(Goal): Each line that holds the word "αποφασίστηκε" should be returned.

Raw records
*-*-*
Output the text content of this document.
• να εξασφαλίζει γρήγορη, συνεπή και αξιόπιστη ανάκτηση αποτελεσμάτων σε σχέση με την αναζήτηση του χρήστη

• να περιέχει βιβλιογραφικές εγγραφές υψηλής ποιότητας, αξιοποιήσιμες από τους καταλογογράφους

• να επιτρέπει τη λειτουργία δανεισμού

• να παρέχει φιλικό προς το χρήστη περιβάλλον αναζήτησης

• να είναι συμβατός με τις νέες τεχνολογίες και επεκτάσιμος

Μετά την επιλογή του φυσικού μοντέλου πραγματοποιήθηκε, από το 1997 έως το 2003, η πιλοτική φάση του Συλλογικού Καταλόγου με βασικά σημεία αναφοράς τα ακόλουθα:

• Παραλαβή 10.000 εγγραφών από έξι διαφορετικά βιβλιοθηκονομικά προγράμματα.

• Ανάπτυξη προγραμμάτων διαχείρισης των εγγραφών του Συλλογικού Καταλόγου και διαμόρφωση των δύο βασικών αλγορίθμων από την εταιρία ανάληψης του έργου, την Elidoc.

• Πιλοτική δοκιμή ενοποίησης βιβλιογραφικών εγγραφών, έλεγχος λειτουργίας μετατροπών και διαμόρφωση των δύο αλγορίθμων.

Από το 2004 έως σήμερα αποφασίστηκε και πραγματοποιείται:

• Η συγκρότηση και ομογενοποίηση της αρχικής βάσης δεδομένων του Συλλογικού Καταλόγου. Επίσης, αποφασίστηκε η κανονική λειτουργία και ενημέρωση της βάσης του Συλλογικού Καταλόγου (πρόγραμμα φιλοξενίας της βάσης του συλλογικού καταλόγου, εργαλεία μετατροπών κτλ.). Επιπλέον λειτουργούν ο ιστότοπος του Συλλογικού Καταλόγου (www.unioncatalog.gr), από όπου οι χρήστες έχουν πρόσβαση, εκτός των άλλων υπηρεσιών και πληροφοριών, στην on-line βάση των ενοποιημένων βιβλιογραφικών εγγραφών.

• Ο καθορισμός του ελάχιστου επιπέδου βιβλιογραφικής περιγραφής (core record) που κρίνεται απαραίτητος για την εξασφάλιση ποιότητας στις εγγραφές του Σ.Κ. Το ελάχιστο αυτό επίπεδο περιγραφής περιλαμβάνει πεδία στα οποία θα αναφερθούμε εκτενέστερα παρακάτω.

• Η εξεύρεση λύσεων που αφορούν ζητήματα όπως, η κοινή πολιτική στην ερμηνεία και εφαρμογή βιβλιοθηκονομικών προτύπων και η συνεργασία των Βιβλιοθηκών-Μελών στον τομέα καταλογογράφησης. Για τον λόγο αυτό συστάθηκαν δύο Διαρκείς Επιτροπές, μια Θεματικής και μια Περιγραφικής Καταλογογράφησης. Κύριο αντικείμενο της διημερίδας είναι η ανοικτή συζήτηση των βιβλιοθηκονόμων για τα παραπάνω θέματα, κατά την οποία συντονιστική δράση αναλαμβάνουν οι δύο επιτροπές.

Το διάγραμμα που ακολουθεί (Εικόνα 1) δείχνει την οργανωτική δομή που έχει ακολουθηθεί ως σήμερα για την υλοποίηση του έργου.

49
*-*-*
(Output of the exercise):
Από το 2004 έως σήμερα αποφασίστηκε και πραγματοποιείται:
• Η συγκρότηση και ομογενοποίηση της αρχικής βάσης δεδομένων του Συλλογικού Καταλόγου. Επίσης, αποφασίστηκε η κανονική λειτουργία και ενημέρωση της βάσης του Συλλογικού Καταλόγου (πρόγραμμα φιλοξενίας της βάσης του συλλογικού καταλόγου, εργαλεία μετατροπών κτλ.). Επιπλέον λειτουργούν ο ιστότοπος του Συλλογικού Καταλόγου (www.unioncatalog.gr), από όπου οι χρήστες έχουν πρόσβαση, εκτός των άλλων υπηρεσιών και πληροφοριών, στην on-line βάση των ενοποιημένων βιβλιογραφικών εγγραφών.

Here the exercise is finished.